Instructions to follow: Where an entry contains a picture, omit the picture and repeat the rest exactly.

Data about app and page elements:

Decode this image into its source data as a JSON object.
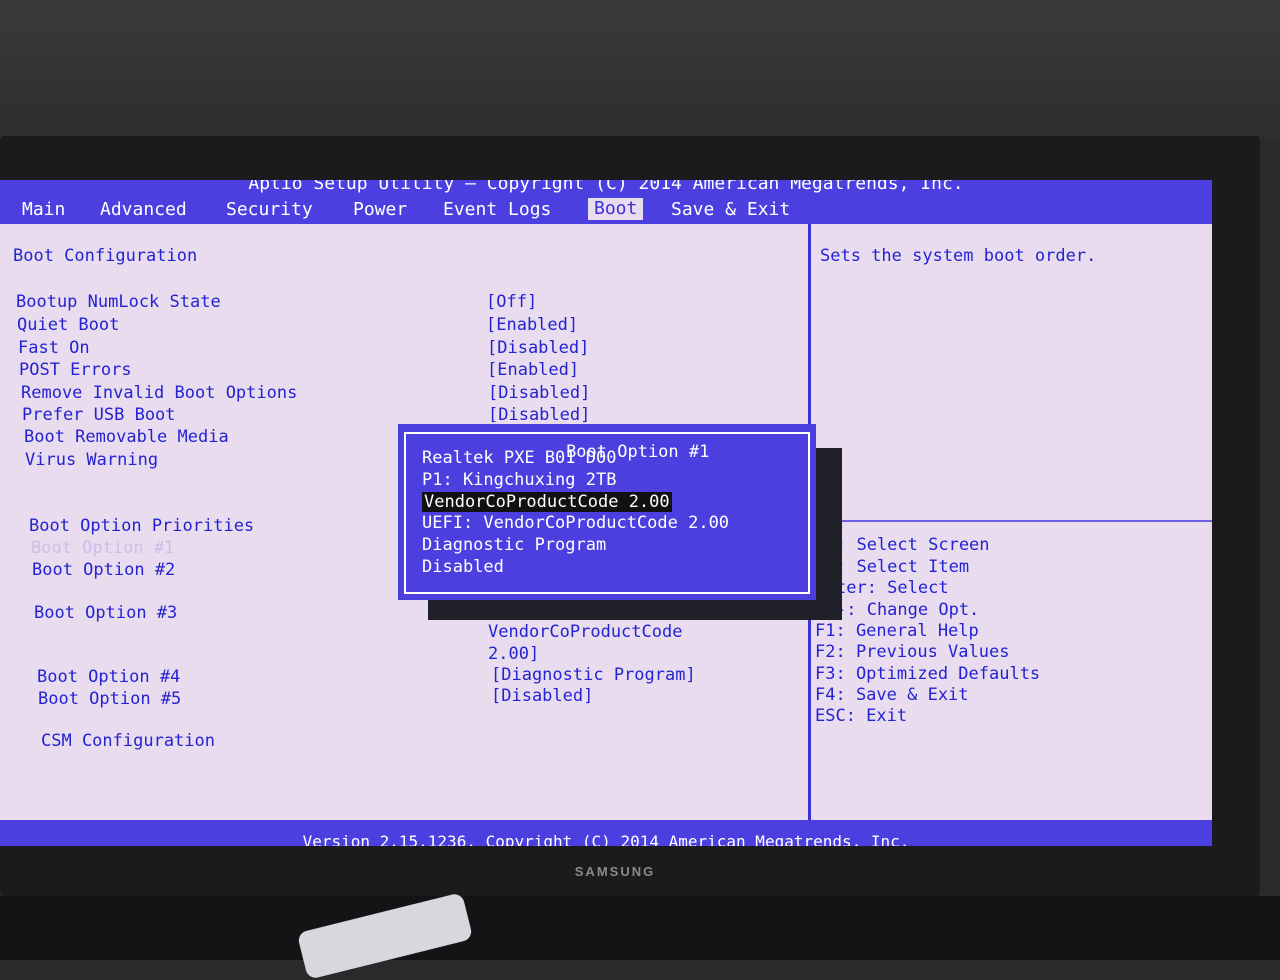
{
  "header": {
    "title": "Aptio Setup Utility – Copyright (C) 2014 American Megatrends, Inc.",
    "tabs": [
      "Main",
      "Advanced",
      "Security",
      "Power",
      "Event Logs",
      "Boot",
      "Save & Exit"
    ],
    "active_tab": "Boot"
  },
  "main": {
    "section_title": "Boot Configuration",
    "settings": [
      {
        "label": "Bootup NumLock State",
        "value": "[Off]"
      },
      {
        "label": "Quiet Boot",
        "value": "[Enabled]"
      },
      {
        "label": "Fast On",
        "value": "[Disabled]"
      },
      {
        "label": "POST Errors",
        "value": "[Enabled]"
      },
      {
        "label": "Remove Invalid Boot Options",
        "value": "[Disabled]"
      },
      {
        "label": "Prefer USB Boot",
        "value": "[Disabled]"
      },
      {
        "label": "Boot Removable Media",
        "value": ""
      },
      {
        "label": "Virus Warning",
        "value": ""
      }
    ],
    "priorities_title": "Boot Option Priorities",
    "boot_options": [
      {
        "label": "Boot Option #1",
        "value": ""
      },
      {
        "label": "Boot Option #2",
        "value": ""
      },
      {
        "label": "Boot Option #3",
        "value": "VendorCoProductCode",
        "value2": "2.00]"
      },
      {
        "label": "Boot Option #4",
        "value": "[Diagnostic Program]"
      },
      {
        "label": "Boot Option #5",
        "value": "[Disabled]"
      }
    ],
    "csm": "CSM Configuration"
  },
  "help": {
    "description": "Sets the system boot order.",
    "keys": [
      ": Select Screen",
      ": Select Item",
      "ter: Select",
      "-: Change Opt.",
      "F1: General Help",
      "F2: Previous Values",
      "F3: Optimized Defaults",
      "F4: Save & Exit",
      "ESC: Exit"
    ]
  },
  "popup": {
    "title": "Boot Option #1",
    "options": [
      "Realtek PXE B01 D00",
      "P1: Kingchuxing 2TB",
      "VendorCoProductCode 2.00",
      "UEFI: VendorCoProductCode 2.00",
      "Diagnostic Program",
      "Disabled"
    ],
    "selected_index": 2
  },
  "footer": {
    "version": "Version 2.15.1236. Copyright (C) 2014 American Megatrends, Inc."
  },
  "monitor": {
    "brand": "SAMSUNG"
  }
}
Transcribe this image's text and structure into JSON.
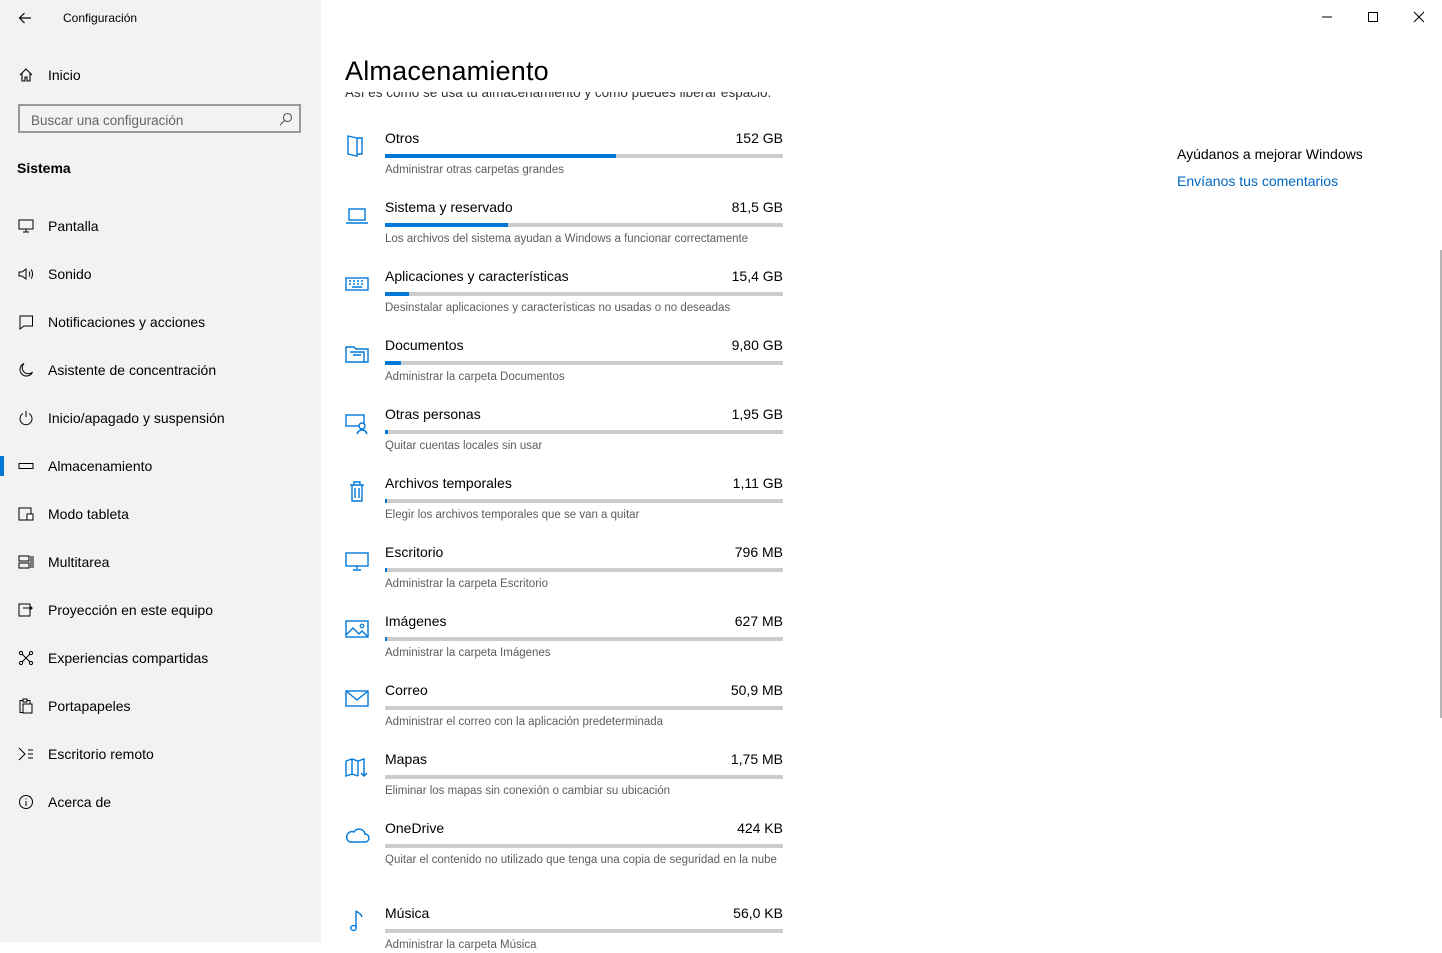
{
  "window": {
    "title": "Configuración"
  },
  "sidebar": {
    "home_label": "Inicio",
    "search_placeholder": "Buscar una configuración",
    "section_title": "Sistema",
    "items": [
      {
        "label": "Pantalla",
        "icon": "monitor-icon"
      },
      {
        "label": "Sonido",
        "icon": "speaker-icon"
      },
      {
        "label": "Notificaciones y acciones",
        "icon": "message-icon"
      },
      {
        "label": "Asistente de concentración",
        "icon": "moon-icon"
      },
      {
        "label": "Inicio/apagado y suspensión",
        "icon": "power-icon"
      },
      {
        "label": "Almacenamiento",
        "icon": "drive-icon",
        "active": true
      },
      {
        "label": "Modo tableta",
        "icon": "tablet-icon"
      },
      {
        "label": "Multitarea",
        "icon": "multitask-icon"
      },
      {
        "label": "Proyección en este equipo",
        "icon": "projection-icon"
      },
      {
        "label": "Experiencias compartidas",
        "icon": "share-icon"
      },
      {
        "label": "Portapapeles",
        "icon": "clipboard-icon"
      },
      {
        "label": "Escritorio remoto",
        "icon": "remote-icon"
      },
      {
        "label": "Acerca de",
        "icon": "info-icon"
      }
    ]
  },
  "main": {
    "title": "Almacenamiento",
    "subtitle": "Así es como se usa tu almacenamiento y cómo puedes liberar espacio.",
    "categories": [
      {
        "name": "Otros",
        "size": "152 GB",
        "desc": "Administrar otras carpetas grandes",
        "usage": 0.58,
        "icon": "folder-icon"
      },
      {
        "name": "Sistema y reservado",
        "size": "81,5 GB",
        "desc": "Los archivos del sistema ayudan a Windows a funcionar correctamente",
        "usage": 0.31,
        "icon": "laptop-icon"
      },
      {
        "name": "Aplicaciones y características",
        "size": "15,4 GB",
        "desc": "Desinstalar aplicaciones y características no usadas o no deseadas",
        "usage": 0.06,
        "icon": "keyboard-icon"
      },
      {
        "name": "Documentos",
        "size": "9,80 GB",
        "desc": "Administrar la carpeta Documentos",
        "usage": 0.04,
        "icon": "documents-folder-icon"
      },
      {
        "name": "Otras personas",
        "size": "1,95 GB",
        "desc": "Quitar cuentas locales sin usar",
        "usage": 0.008,
        "icon": "people-icon"
      },
      {
        "name": "Archivos temporales",
        "size": "1,11 GB",
        "desc": "Elegir los archivos temporales que se van a quitar",
        "usage": 0.005,
        "icon": "trash-icon"
      },
      {
        "name": "Escritorio",
        "size": "796 MB",
        "desc": "Administrar la carpeta Escritorio",
        "usage": 0.004,
        "icon": "desktop-icon"
      },
      {
        "name": "Imágenes",
        "size": "627 MB",
        "desc": "Administrar la carpeta Imágenes",
        "usage": 0.004,
        "icon": "picture-icon"
      },
      {
        "name": "Correo",
        "size": "50,9 MB",
        "desc": "Administrar el correo con la aplicación predeterminada",
        "usage": 0.0,
        "icon": "mail-icon"
      },
      {
        "name": "Mapas",
        "size": "1,75 MB",
        "desc": "Eliminar los mapas sin conexión o cambiar su ubicación",
        "usage": 0.0,
        "icon": "map-icon"
      },
      {
        "name": "OneDrive",
        "size": "424 KB",
        "desc": "Quitar el contenido no utilizado que tenga una copia de seguridad en la nube",
        "usage": 0.0,
        "icon": "cloud-icon"
      },
      {
        "name": "Música",
        "size": "56,0 KB",
        "desc": "Administrar la carpeta Música",
        "usage": 0.0,
        "icon": "music-icon"
      }
    ]
  },
  "help": {
    "title": "Ayúdanos a mejorar Windows",
    "link": "Envíanos tus comentarios"
  },
  "colors": {
    "accent": "#0078d7",
    "sidebar_bg": "#f2f2f2",
    "link": "#0067c0"
  }
}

Solution to the problem:
Decode this image into its source data as a JSON object.
{
  "header": {
    "title": "Aptio Setup Utility – Copyright (C) 2014 American Megatrends, Inc.",
    "tabs": [
      "Main",
      "Advanced",
      "Security",
      "Power",
      "Event Logs",
      "Boot",
      "Save & Exit"
    ],
    "active_tab": "Boot"
  },
  "main": {
    "section_title": "Boot Configuration",
    "settings": [
      {
        "label": "Bootup NumLock State",
        "value": "[Off]"
      },
      {
        "label": "Quiet Boot",
        "value": "[Enabled]"
      },
      {
        "label": "Fast On",
        "value": "[Disabled]"
      },
      {
        "label": "POST Errors",
        "value": "[Enabled]"
      },
      {
        "label": "Remove Invalid Boot Options",
        "value": "[Disabled]"
      },
      {
        "label": "Prefer USB Boot",
        "value": "[Disabled]"
      },
      {
        "label": "Boot Removable Media",
        "value": ""
      },
      {
        "label": "Virus Warning",
        "value": ""
      }
    ],
    "priorities_title": "Boot Option Priorities",
    "boot_options": [
      {
        "label": "Boot Option #1",
        "value": ""
      },
      {
        "label": "Boot Option #2",
        "value": ""
      },
      {
        "label": "Boot Option #3",
        "value": "VendorCoProductCode",
        "value2": "2.00]"
      },
      {
        "label": "Boot Option #4",
        "value": "[Diagnostic Program]"
      },
      {
        "label": "Boot Option #5",
        "value": "[Disabled]"
      }
    ],
    "csm": "CSM Configuration"
  },
  "help": {
    "description": "Sets the system boot order.",
    "keys": [
      ": Select Screen",
      ": Select Item",
      "ter: Select",
      "-: Change Opt.",
      "F1: General Help",
      "F2: Previous Values",
      "F3: Optimized Defaults",
      "F4: Save & Exit",
      "ESC: Exit"
    ]
  },
  "popup": {
    "title": "Boot Option #1",
    "options": [
      "Realtek PXE B01 D00",
      "P1: Kingchuxing 2TB",
      "VendorCoProductCode 2.00",
      "UEFI: VendorCoProductCode 2.00",
      "Diagnostic Program",
      "Disabled"
    ],
    "selected_index": 2
  },
  "footer": {
    "version": "Version 2.15.1236. Copyright (C) 2014 American Megatrends, Inc."
  },
  "monitor": {
    "brand": "SAMSUNG"
  }
}
Transcribe this image's text and structure into JSON.
{
  "window": {
    "title": "Configuración"
  },
  "sidebar": {
    "home_label": "Inicio",
    "search_placeholder": "Buscar una configuración",
    "section_title": "Sistema",
    "items": [
      {
        "label": "Pantalla",
        "icon": "monitor-icon"
      },
      {
        "label": "Sonido",
        "icon": "speaker-icon"
      },
      {
        "label": "Notificaciones y acciones",
        "icon": "message-icon"
      },
      {
        "label": "Asistente de concentración",
        "icon": "moon-icon"
      },
      {
        "label": "Inicio/apagado y suspensión",
        "icon": "power-icon"
      },
      {
        "label": "Almacenamiento",
        "icon": "drive-icon",
        "active": true
      },
      {
        "label": "Modo tableta",
        "icon": "tablet-icon"
      },
      {
        "label": "Multitarea",
        "icon": "multitask-icon"
      },
      {
        "label": "Proyección en este equipo",
        "icon": "projection-icon"
      },
      {
        "label": "Experiencias compartidas",
        "icon": "share-icon"
      },
      {
        "label": "Portapapeles",
        "icon": "clipboard-icon"
      },
      {
        "label": "Escritorio remoto",
        "icon": "remote-icon"
      },
      {
        "label": "Acerca de",
        "icon": "info-icon"
      }
    ]
  },
  "main": {
    "title": "Almacenamiento",
    "subtitle": "Así es como se usa tu almacenamiento y cómo puedes liberar espacio.",
    "categories": [
      {
        "name": "Otros",
        "size": "152 GB",
        "desc": "Administrar otras carpetas grandes",
        "usage": 0.58,
        "icon": "folder-icon"
      },
      {
        "name": "Sistema y reservado",
        "size": "81,5 GB",
        "desc": "Los archivos del sistema ayudan a Windows a funcionar correctamente",
        "usage": 0.31,
        "icon": "laptop-icon"
      },
      {
        "name": "Aplicaciones y características",
        "size": "15,4 GB",
        "desc": "Desinstalar aplicaciones y características no usadas o no deseadas",
        "usage": 0.06,
        "icon": "keyboard-icon"
      },
      {
        "name": "Documentos",
        "size": "9,80 GB",
        "desc": "Administrar la carpeta Documentos",
        "usage": 0.04,
        "icon": "documents-folder-icon"
      },
      {
        "name": "Otras personas",
        "size": "1,95 GB",
        "desc": "Quitar cuentas locales sin usar",
        "usage": 0.008,
        "icon": "people-icon"
      },
      {
        "name": "Archivos temporales",
        "size": "1,11 GB",
        "desc": "Elegir los archivos temporales que se van a quitar",
        "usage": 0.005,
        "icon": "trash-icon"
      },
      {
        "name": "Escritorio",
        "size": "796 MB",
        "desc": "Administrar la carpeta Escritorio",
        "usage": 0.004,
        "icon": "desktop-icon"
      },
      {
        "name": "Imágenes",
        "size": "627 MB",
        "desc": "Administrar la carpeta Imágenes",
        "usage": 0.004,
        "icon": "picture-icon"
      },
      {
        "name": "Correo",
        "size": "50,9 MB",
        "desc": "Administrar el correo con la aplicación predeterminada",
        "usage": 0.0,
        "icon": "mail-icon"
      },
      {
        "name": "Mapas",
        "size": "1,75 MB",
        "desc": "Eliminar los mapas sin conexión o cambiar su ubicación",
        "usage": 0.0,
        "icon": "map-icon"
      },
      {
        "name": "OneDrive",
        "size": "424 KB",
        "desc": "Quitar el contenido no utilizado que tenga una copia de seguridad en la nube",
        "usage": 0.0,
        "icon": "cloud-icon"
      },
      {
        "name": "Música",
        "size": "56,0 KB",
        "desc": "Administrar la carpeta Música",
        "usage": 0.0,
        "icon": "music-icon"
      }
    ]
  },
  "help": {
    "title": "Ayúdanos a mejorar Windows",
    "link": "Envíanos tus comentarios"
  },
  "colors": {
    "accent": "#0078d7",
    "sidebar_bg": "#f2f2f2",
    "link": "#0067c0"
  }
}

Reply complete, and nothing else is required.